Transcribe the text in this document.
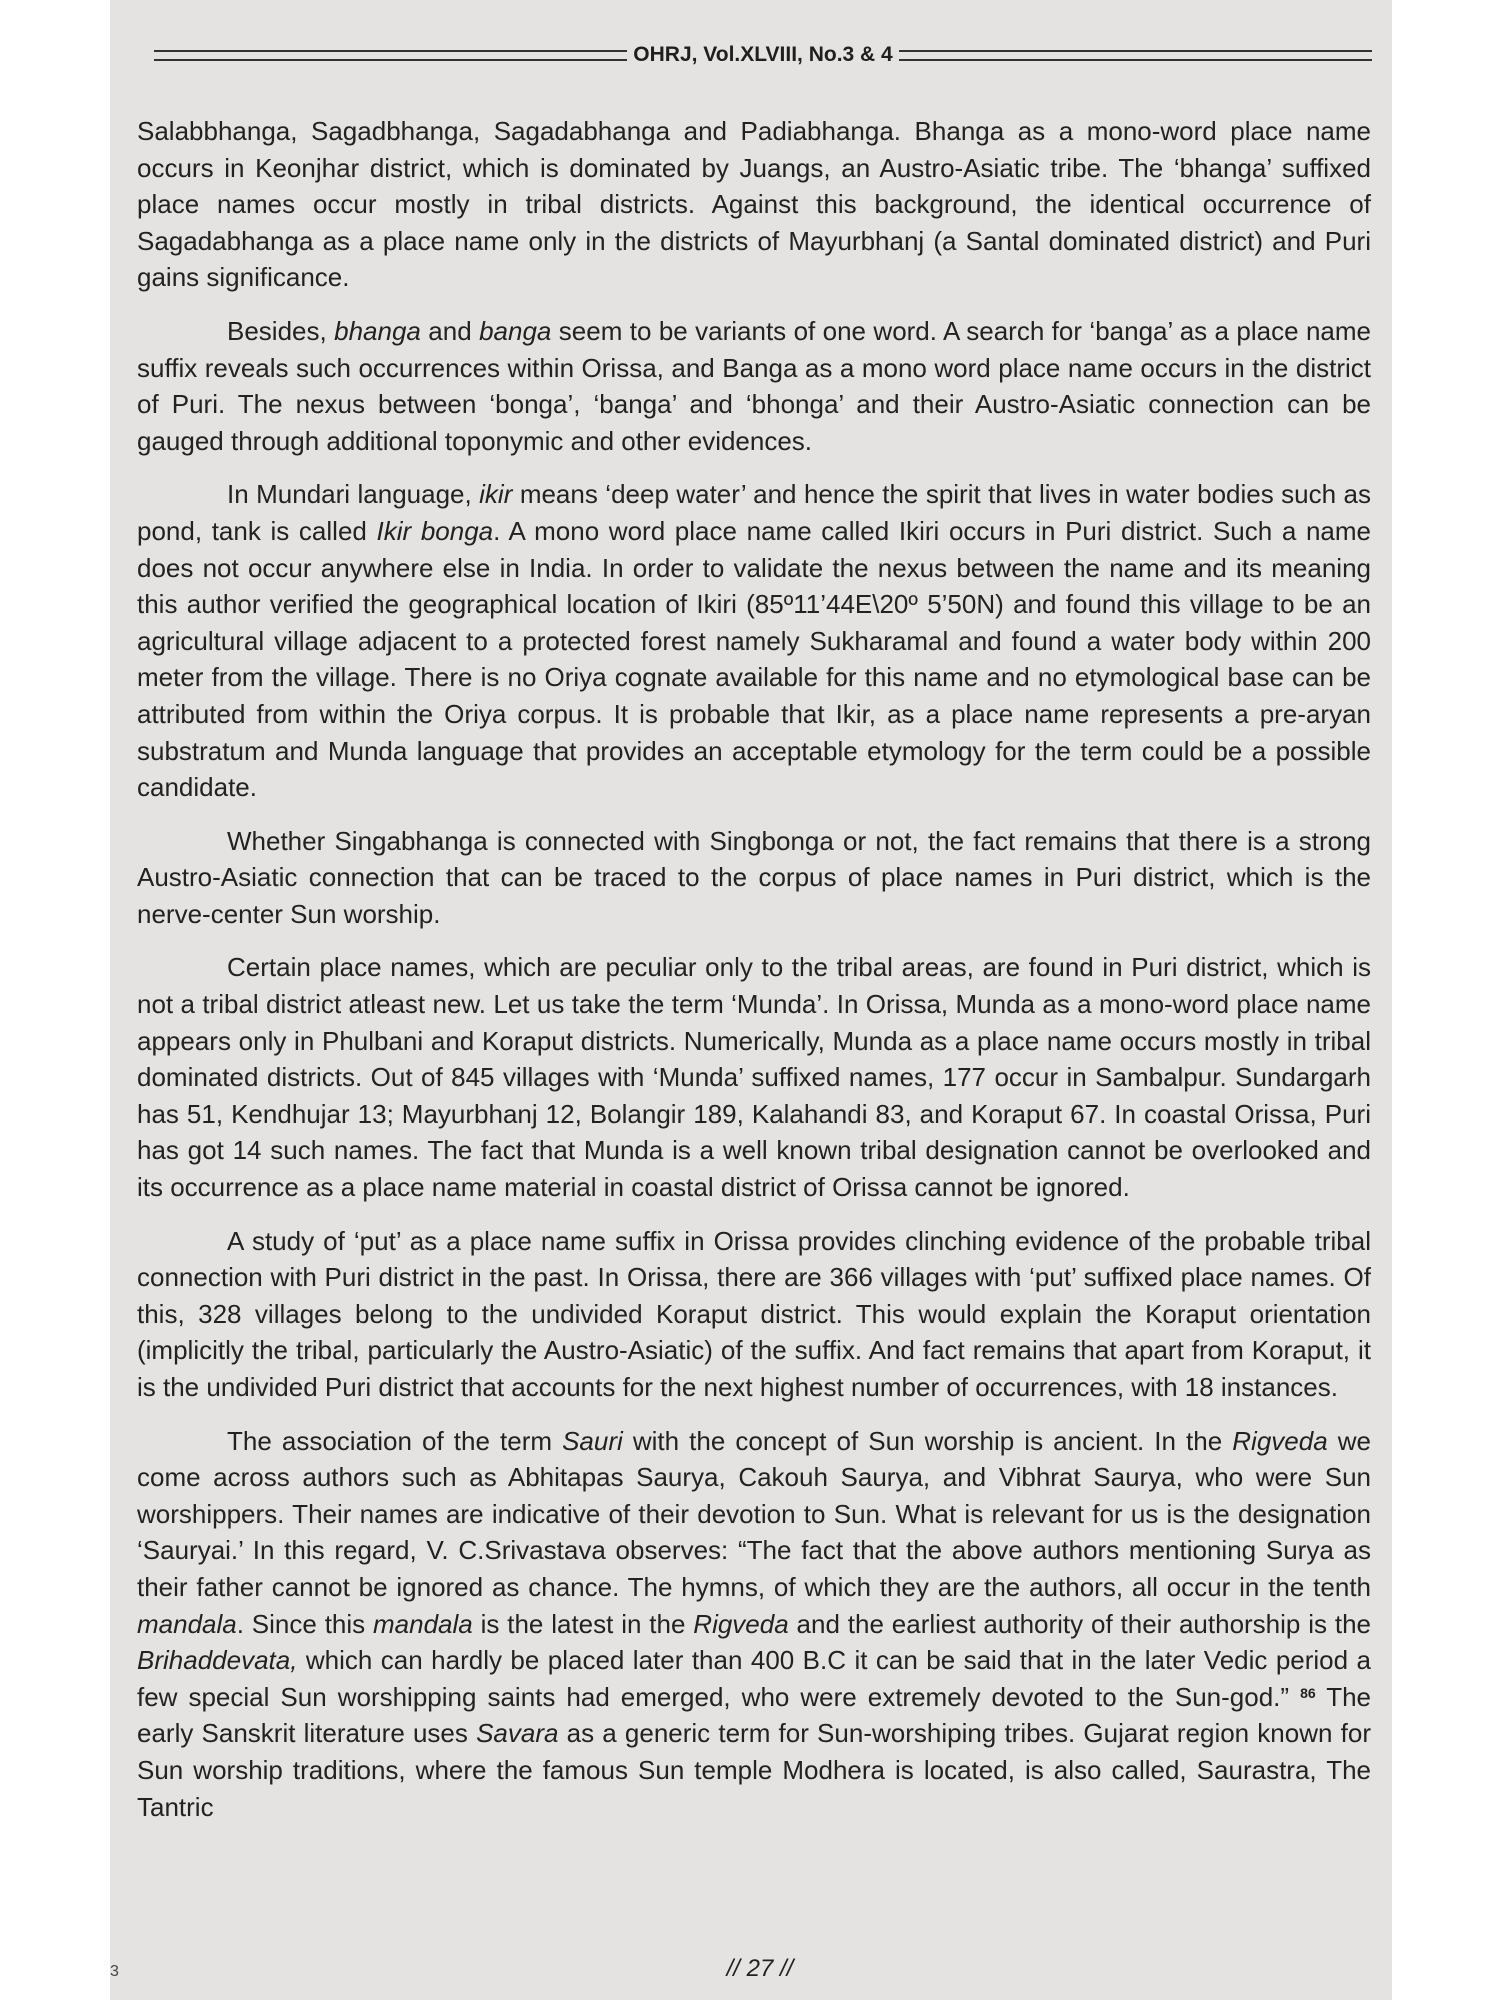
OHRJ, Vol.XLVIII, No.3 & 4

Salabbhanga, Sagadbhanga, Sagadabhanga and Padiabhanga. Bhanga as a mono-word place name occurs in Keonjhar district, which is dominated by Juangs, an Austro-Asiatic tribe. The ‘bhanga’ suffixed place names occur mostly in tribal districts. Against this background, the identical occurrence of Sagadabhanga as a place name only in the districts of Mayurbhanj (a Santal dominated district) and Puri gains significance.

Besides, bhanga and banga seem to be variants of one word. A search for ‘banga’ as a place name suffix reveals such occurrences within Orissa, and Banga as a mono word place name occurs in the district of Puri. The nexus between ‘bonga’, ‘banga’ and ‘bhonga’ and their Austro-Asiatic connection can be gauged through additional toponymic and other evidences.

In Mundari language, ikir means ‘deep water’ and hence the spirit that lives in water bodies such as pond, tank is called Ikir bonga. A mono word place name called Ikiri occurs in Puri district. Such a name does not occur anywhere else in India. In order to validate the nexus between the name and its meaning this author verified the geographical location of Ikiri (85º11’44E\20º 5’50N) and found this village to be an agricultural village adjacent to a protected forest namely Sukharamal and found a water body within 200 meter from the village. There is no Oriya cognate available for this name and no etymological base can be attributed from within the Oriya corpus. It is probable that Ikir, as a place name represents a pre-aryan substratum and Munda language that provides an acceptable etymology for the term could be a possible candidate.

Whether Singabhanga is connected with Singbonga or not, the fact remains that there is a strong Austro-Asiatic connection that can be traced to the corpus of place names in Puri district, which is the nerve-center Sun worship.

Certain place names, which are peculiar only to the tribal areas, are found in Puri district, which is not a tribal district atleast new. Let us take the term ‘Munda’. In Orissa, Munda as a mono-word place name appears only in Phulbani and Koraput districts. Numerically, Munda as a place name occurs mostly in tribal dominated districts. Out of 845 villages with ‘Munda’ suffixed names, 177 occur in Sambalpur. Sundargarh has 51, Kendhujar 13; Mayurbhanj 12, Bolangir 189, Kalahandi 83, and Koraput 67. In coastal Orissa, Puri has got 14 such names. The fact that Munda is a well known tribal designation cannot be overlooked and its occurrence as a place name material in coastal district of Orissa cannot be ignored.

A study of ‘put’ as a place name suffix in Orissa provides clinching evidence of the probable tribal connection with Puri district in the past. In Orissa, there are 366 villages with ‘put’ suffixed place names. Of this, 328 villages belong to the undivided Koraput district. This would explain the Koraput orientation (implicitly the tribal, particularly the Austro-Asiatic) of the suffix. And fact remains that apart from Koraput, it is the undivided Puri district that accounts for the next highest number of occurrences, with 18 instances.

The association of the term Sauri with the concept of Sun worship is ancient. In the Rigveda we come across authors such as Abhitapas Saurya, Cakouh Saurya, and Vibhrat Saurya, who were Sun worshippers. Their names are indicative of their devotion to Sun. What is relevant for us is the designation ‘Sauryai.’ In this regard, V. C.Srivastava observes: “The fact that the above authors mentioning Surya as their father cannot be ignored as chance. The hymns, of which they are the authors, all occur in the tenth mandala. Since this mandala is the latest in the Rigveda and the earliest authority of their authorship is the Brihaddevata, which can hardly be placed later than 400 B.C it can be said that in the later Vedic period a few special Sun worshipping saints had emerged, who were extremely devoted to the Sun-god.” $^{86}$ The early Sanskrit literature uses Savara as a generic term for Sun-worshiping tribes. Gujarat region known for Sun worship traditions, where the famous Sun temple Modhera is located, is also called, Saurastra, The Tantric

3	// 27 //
-*-*-
Exercise brief: Retype the whole listing, keeping every line identical and omitting all pictures.

The response:
Transcribe the text in this document.
OHRJ, Vol.XLVIII, No.3 & 4

Salabbhanga, Sagadbhanga, Sagadabhanga and Padiabhanga. Bhanga as a mono-word place name occurs in Keonjhar district, which is dominated by Juangs, an Austro-Asiatic tribe. The ‘bhanga’ suffixed place names occur mostly in tribal districts. Against this background, the identical occurrence of Sagadabhanga as a place name only in the districts of Mayurbhanj (a Santal dominated district) and Puri gains significance.

Besides, bhanga and banga seem to be variants of one word. A search for ‘banga’ as a place name suffix reveals such occurrences within Orissa, and Banga as a mono word place name occurs in the district of Puri. The nexus between ‘bonga’, ‘banga’ and ‘bhonga’ and their Austro-Asiatic connection can be gauged through additional toponymic and other evidences.

In Mundari language, ikir means ‘deep water’ and hence the spirit that lives in water bodies such as pond, tank is called Ikir bonga. A mono word place name called Ikiri occurs in Puri district. Such a name does not occur anywhere else in India. In order to validate the nexus between the name and its meaning this author verified the geographical location of Ikiri (85º11’44E\20º 5’50N) and found this village to be an agricultural village adjacent to a protected forest namely Sukharamal and found a water body within 200 meter from the village. There is no Oriya cognate available for this name and no etymological base can be attributed from within the Oriya corpus. It is probable that Ikir, as a place name represents a pre-aryan substratum and Munda language that provides an acceptable etymology for the term could be a possible candidate.

Whether Singabhanga is connected with Singbonga or not, the fact remains that there is a strong Austro-Asiatic connection that can be traced to the corpus of place names in Puri district, which is the nerve-center Sun worship.

Certain place names, which are peculiar only to the tribal areas, are found in Puri district, which is not a tribal district atleast new. Let us take the term ‘Munda’. In Orissa, Munda as a mono-word place name appears only in Phulbani and Koraput districts. Numerically, Munda as a place name occurs mostly in tribal dominated districts. Out of 845 villages with ‘Munda’ suffixed names, 177 occur in Sambalpur. Sundargarh has 51, Kendhujar 13; Mayurbhanj 12, Bolangir 189, Kalahandi 83, and Koraput 67. In coastal Orissa, Puri has got 14 such names. The fact that Munda is a well known tribal designation cannot be overlooked and its occurrence as a place name material in coastal district of Orissa cannot be ignored.

A study of ‘put’ as a place name suffix in Orissa provides clinching evidence of the probable tribal connection with Puri district in the past. In Orissa, there are 366 villages with ‘put’ suffixed place names. Of this, 328 villages belong to the undivided Koraput district. This would explain the Koraput orientation (implicitly the tribal, particularly the Austro-Asiatic) of the suffix. And fact remains that apart from Koraput, it is the undivided Puri district that accounts for the next highest number of occurrences, with 18 instances.

The association of the term Sauri with the concept of Sun worship is ancient. In the Rigveda we come across authors such as Abhitapas Saurya, Cakouh Saurya, and Vibhrat Saurya, who were Sun worshippers. Their names are indicative of their devotion to Sun. What is relevant for us is the designation ‘Sauryai.’ In this regard, V. C.Srivastava observes: “The fact that the above authors mentioning Surya as their father cannot be ignored as chance. The hymns, of which they are the authors, all occur in the tenth mandala. Since this mandala is the latest in the Rigveda and the earliest authority of their authorship is the Brihaddevata, which can hardly be placed later than 400 B.C it can be said that in the later Vedic period a few special Sun worshipping saints had emerged, who were extremely devoted to the Sun-god.” $^{86}$ The early Sanskrit literature uses Savara as a generic term for Sun-worshiping tribes. Gujarat region known for Sun worship traditions, where the famous Sun temple Modhera is located, is also called, Saurastra, The Tantric

3	// 27 //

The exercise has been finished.